** Begin DATA **

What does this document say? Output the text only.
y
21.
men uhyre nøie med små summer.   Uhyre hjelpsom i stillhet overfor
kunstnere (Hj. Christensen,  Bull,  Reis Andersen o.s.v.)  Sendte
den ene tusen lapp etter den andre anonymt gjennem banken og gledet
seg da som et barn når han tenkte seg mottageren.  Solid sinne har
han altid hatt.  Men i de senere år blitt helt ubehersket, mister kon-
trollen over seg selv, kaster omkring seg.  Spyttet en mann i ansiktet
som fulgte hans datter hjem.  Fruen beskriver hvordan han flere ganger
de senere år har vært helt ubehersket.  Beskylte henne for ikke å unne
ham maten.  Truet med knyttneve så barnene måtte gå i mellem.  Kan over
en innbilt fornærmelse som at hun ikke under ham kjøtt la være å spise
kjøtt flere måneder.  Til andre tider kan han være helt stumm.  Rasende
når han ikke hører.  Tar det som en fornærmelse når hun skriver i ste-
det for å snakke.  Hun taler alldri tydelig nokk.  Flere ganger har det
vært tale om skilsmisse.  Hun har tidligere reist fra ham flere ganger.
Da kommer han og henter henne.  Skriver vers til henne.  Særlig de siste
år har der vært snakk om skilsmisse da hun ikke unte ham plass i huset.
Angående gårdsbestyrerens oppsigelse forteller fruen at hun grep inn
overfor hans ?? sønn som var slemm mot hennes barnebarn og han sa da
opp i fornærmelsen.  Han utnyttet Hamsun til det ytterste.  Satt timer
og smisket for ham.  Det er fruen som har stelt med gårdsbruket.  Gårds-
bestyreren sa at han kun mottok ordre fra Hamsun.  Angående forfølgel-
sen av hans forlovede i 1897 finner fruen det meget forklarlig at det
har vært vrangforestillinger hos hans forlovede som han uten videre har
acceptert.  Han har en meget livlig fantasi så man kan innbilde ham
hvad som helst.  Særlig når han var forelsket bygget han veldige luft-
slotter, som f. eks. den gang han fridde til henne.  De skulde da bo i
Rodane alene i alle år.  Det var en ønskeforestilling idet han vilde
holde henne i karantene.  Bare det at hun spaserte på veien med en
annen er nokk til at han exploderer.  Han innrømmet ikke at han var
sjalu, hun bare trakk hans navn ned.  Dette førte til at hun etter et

** End DATA **

» WORK INSTRUCTIONS
Find every line in the records that contains the word "være"; copy those lines.

» PROBLEM SOLUTION
en innbilt fornærmelse som at hun ikke under ham kjøtt la være å spise
kjøtt flere måneder.  Til andre tider kan han være helt stumm.  Rasende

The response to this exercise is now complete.